## WHAT IS NEEDED
Every record should be written out exactly, please.

## RECORD EXCERPTS

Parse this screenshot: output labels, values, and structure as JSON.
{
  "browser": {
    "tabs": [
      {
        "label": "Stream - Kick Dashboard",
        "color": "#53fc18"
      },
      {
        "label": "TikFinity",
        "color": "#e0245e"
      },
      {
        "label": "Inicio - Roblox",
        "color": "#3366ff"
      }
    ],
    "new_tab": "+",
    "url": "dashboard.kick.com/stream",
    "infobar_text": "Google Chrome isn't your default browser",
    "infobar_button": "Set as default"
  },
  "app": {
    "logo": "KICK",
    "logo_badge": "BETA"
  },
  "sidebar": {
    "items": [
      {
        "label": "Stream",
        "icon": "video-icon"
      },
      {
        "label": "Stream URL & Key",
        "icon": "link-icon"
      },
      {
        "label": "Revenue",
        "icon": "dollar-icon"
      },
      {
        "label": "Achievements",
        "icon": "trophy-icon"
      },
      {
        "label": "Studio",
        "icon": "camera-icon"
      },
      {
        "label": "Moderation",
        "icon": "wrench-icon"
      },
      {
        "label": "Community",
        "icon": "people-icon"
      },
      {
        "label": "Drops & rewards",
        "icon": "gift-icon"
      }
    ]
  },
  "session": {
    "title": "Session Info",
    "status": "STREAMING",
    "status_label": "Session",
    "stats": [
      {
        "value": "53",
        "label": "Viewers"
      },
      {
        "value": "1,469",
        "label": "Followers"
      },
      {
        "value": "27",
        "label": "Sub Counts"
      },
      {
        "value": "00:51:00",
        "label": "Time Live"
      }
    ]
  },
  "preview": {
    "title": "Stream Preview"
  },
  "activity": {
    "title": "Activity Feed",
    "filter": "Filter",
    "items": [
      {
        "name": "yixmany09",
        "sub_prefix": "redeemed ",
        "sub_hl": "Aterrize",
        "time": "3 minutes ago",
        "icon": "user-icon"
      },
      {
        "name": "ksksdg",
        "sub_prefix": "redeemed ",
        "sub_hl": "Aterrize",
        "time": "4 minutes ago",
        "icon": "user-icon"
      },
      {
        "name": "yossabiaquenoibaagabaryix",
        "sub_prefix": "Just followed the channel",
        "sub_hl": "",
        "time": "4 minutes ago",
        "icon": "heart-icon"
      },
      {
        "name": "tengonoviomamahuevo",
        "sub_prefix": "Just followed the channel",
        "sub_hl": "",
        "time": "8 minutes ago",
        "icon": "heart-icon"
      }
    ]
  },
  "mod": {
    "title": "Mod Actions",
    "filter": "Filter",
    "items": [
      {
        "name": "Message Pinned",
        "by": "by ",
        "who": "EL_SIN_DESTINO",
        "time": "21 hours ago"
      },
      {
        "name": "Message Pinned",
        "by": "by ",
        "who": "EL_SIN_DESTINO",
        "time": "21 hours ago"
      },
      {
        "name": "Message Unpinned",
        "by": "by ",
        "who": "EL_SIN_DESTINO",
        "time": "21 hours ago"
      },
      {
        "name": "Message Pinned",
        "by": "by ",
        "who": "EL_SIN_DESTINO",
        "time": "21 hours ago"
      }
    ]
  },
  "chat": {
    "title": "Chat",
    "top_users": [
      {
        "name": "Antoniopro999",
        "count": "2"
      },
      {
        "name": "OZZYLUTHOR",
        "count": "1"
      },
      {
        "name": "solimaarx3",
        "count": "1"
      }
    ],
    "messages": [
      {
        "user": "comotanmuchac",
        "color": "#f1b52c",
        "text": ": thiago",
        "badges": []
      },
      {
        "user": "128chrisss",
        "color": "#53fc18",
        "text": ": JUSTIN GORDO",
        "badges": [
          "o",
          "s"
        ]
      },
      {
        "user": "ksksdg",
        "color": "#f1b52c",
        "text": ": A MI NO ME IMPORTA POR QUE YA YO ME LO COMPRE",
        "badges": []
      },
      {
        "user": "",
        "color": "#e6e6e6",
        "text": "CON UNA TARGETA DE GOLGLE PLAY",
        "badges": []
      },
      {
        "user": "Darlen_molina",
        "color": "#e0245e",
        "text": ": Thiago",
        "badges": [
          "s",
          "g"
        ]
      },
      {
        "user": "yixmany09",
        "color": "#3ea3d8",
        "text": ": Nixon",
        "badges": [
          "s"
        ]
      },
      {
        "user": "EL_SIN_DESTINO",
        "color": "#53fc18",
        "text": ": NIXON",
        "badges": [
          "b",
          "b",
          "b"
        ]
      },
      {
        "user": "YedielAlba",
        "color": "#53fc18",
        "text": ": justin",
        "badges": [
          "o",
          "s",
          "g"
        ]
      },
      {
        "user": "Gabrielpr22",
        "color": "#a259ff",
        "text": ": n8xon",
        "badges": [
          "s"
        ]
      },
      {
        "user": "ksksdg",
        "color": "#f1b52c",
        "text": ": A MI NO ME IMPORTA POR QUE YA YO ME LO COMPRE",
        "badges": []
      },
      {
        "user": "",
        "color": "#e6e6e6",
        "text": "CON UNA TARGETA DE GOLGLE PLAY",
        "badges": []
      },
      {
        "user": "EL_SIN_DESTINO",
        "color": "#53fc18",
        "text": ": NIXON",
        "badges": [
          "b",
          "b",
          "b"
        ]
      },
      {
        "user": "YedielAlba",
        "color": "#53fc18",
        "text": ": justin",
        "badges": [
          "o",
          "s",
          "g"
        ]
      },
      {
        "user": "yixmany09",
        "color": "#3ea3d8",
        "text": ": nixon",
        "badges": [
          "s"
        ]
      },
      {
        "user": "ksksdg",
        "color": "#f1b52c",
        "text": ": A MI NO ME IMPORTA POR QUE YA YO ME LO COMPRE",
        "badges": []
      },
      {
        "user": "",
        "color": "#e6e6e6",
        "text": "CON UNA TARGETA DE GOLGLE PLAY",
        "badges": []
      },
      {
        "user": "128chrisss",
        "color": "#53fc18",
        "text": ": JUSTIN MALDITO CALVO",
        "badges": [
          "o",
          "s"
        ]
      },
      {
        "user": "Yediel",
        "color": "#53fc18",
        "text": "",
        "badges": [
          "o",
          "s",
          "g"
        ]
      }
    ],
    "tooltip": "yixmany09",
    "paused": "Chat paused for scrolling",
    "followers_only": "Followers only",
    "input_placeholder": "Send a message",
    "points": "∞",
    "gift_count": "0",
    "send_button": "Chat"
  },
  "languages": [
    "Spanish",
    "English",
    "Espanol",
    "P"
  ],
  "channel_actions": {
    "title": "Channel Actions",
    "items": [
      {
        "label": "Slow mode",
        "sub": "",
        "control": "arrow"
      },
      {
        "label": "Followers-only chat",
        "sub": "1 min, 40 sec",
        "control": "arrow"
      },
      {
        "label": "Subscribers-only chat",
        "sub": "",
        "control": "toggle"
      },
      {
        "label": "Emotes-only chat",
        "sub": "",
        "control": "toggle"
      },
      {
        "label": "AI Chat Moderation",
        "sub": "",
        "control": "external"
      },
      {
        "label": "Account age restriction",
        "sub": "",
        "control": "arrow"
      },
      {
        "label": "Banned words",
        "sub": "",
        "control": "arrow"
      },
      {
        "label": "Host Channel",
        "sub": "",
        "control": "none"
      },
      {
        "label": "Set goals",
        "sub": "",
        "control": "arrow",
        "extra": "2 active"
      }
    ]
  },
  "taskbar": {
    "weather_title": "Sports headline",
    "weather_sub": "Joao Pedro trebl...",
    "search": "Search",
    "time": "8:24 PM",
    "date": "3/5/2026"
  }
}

## OUTPUT FOR THIS TASK
Parse this screenshot: output labels, values, and structure as JSON.
{
  "browser": {
    "tabs": [
      {
        "label": "Stream - Kick Dashboard",
        "color": "#53fc18"
      },
      {
        "label": "TikFinity",
        "color": "#e0245e"
      },
      {
        "label": "Inicio - Roblox",
        "color": "#3366ff"
      }
    ],
    "new_tab": "+",
    "url": "dashboard.kick.com/stream",
    "infobar_text": "Google Chrome isn't your default browser",
    "infobar_button": "Set as default"
  },
  "app": {
    "logo": "KICK",
    "logo_badge": "BETA"
  },
  "sidebar": {
    "items": [
      {
        "label": "Stream",
        "icon": "video-icon"
      },
      {
        "label": "Stream URL & Key",
        "icon": "link-icon"
      },
      {
        "label": "Revenue",
        "icon": "dollar-icon"
      },
      {
        "label": "Achievements",
        "icon": "trophy-icon"
      },
      {
        "label": "Studio",
        "icon": "camera-icon"
      },
      {
        "label": "Moderation",
        "icon": "wrench-icon"
      },
      {
        "label": "Community",
        "icon": "people-icon"
      },
      {
        "label": "Drops & rewards",
        "icon": "gift-icon"
      }
    ]
  },
  "session": {
    "title": "Session Info",
    "status": "STREAMING",
    "status_label": "Session",
    "stats": [
      {
        "value": "53",
        "label": "Viewers"
      },
      {
        "value": "1,469",
        "label": "Followers"
      },
      {
        "value": "27",
        "label": "Sub Counts"
      },
      {
        "value": "00:51:00",
        "label": "Time Live"
      }
    ]
  },
  "preview": {
    "title": "Stream Preview"
  },
  "activity": {
    "title": "Activity Feed",
    "filter": "Filter",
    "items": [
      {
        "name": "yixmany09",
        "sub_prefix": "redeemed ",
        "sub_hl": "Aterrize",
        "time": "3 minutes ago",
        "icon": "user-icon"
      },
      {
        "name": "ksksdg",
        "sub_prefix": "redeemed ",
        "sub_hl": "Aterrize",
        "time": "4 minutes ago",
        "icon": "user-icon"
      },
      {
        "name": "yossabiaquenoibaagabaryix",
        "sub_prefix": "Just followed the channel",
        "sub_hl": "",
        "time": "4 minutes ago",
        "icon": "heart-icon"
      },
      {
        "name": "tengonoviomamahuevo",
        "sub_prefix": "Just followed the channel",
        "sub_hl": "",
        "time": "8 minutes ago",
        "icon": "heart-icon"
      }
    ]
  },
  "mod": {
    "title": "Mod Actions",
    "filter": "Filter",
    "items": [
      {
        "name": "Message Pinned",
        "by": "by ",
        "who": "EL_SIN_DESTINO",
        "time": "21 hours ago"
      },
      {
        "name": "Message Pinned",
        "by": "by ",
        "who": "EL_SIN_DESTINO",
        "time": "21 hours ago"
      },
      {
        "name": "Message Unpinned",
        "by": "by ",
        "who": "EL_SIN_DESTINO",
        "time": "21 hours ago"
      },
      {
        "name": "Message Pinned",
        "by": "by ",
        "who": "EL_SIN_DESTINO",
        "time": "21 hours ago"
      }
    ]
  },
  "chat": {
    "title": "Chat",
    "top_users": [
      {
        "name": "Antoniopro999",
        "count": "2"
      },
      {
        "name": "OZZYLUTHOR",
        "count": "1"
      },
      {
        "name": "solimaarx3",
        "count": "1"
      }
    ],
    "messages": [
      {
        "user": "comotanmuchac",
        "color": "#f1b52c",
        "text": ": thiago",
        "badges": []
      },
      {
        "user": "128chrisss",
        "color": "#53fc18",
        "text": ": JUSTIN GORDO",
        "badges": [
          "o",
          "s"
        ]
      },
      {
        "user": "ksksdg",
        "color": "#f1b52c",
        "text": ": A MI NO ME IMPORTA POR QUE YA YO ME LO COMPRE",
        "badges": []
      },
      {
        "user": "",
        "color": "#e6e6e6",
        "text": "CON UNA TARGETA DE GOLGLE PLAY",
        "badges": []
      },
      {
        "user": "Darlen_molina",
        "color": "#e0245e",
        "text": ": Thiago",
        "badges": [
          "s",
          "g"
        ]
      },
      {
        "user": "yixmany09",
        "color": "#3ea3d8",
        "text": ": Nixon",
        "badges": [
          "s"
        ]
      },
      {
        "user": "EL_SIN_DESTINO",
        "color": "#53fc18",
        "text": ": NIXON",
        "badges": [
          "b",
          "b",
          "b"
        ]
      },
      {
        "user": "YedielAlba",
        "color": "#53fc18",
        "text": ": justin",
        "badges": [
          "o",
          "s",
          "g"
        ]
      },
      {
        "user": "Gabrielpr22",
        "color": "#a259ff",
        "text": ": n8xon",
        "badges": [
          "s"
        ]
      },
      {
        "user": "ksksdg",
        "color": "#f1b52c",
        "text": ": A MI NO ME IMPORTA POR QUE YA YO ME LO COMPRE",
        "badges": []
      },
      {
        "user": "",
        "color": "#e6e6e6",
        "text": "CON UNA TARGETA DE GOLGLE PLAY",
        "badges": []
      },
      {
        "user": "EL_SIN_DESTINO",
        "color": "#53fc18",
        "text": ": NIXON",
        "badges": [
          "b",
          "b",
          "b"
        ]
      },
      {
        "user": "YedielAlba",
        "color": "#53fc18",
        "text": ": justin",
        "badges": [
          "o",
          "s",
          "g"
        ]
      },
      {
        "user": "yixmany09",
        "color": "#3ea3d8",
        "text": ": nixon",
        "badges": [
          "s"
        ]
      },
      {
        "user": "ksksdg",
        "color": "#f1b52c",
        "text": ": A MI NO ME IMPORTA POR QUE YA YO ME LO COMPRE",
        "badges": []
      },
      {
        "user": "",
        "color": "#e6e6e6",
        "text": "CON UNA TARGETA DE GOLGLE PLAY",
        "badges": []
      },
      {
        "user": "128chrisss",
        "color": "#53fc18",
        "text": ": JUSTIN MALDITO CALVO",
        "badges": [
          "o",
          "s"
        ]
      },
      {
        "user": "Yediel",
        "color": "#53fc18",
        "text": "",
        "badges": [
          "o",
          "s",
          "g"
        ]
      }
    ],
    "tooltip": "yixmany09",
    "paused": "Chat paused for scrolling",
    "followers_only": "Followers only",
    "input_placeholder": "Send a message",
    "points": "∞",
    "gift_count": "0",
    "send_button": "Chat"
  },
  "languages": [
    "Spanish",
    "English",
    "Espanol",
    "P"
  ],
  "channel_actions": {
    "title": "Channel Actions",
    "items": [
      {
        "label": "Slow mode",
        "sub": "",
        "control": "arrow"
      },
      {
        "label": "Followers-only chat",
        "sub": "1 min, 40 sec",
        "control": "arrow"
      },
      {
        "label": "Subscribers-only chat",
        "sub": "",
        "control": "toggle"
      },
      {
        "label": "Emotes-only chat",
        "sub": "",
        "control": "toggle"
      },
      {
        "label": "AI Chat Moderation",
        "sub": "",
        "control": "external"
      },
      {
        "label": "Account age restriction",
        "sub": "",
        "control": "arrow"
      },
      {
        "label": "Banned words",
        "sub": "",
        "control": "arrow"
      },
      {
        "label": "Host Channel",
        "sub": "",
        "control": "none"
      },
      {
        "label": "Set goals",
        "sub": "",
        "control": "arrow",
        "extra": "2 active"
      }
    ]
  },
  "taskbar": {
    "weather_title": "Sports headline",
    "weather_sub": "Joao Pedro trebl...",
    "search": "Search",
    "time": "8:24 PM",
    "date": "3/5/2026"
  }
}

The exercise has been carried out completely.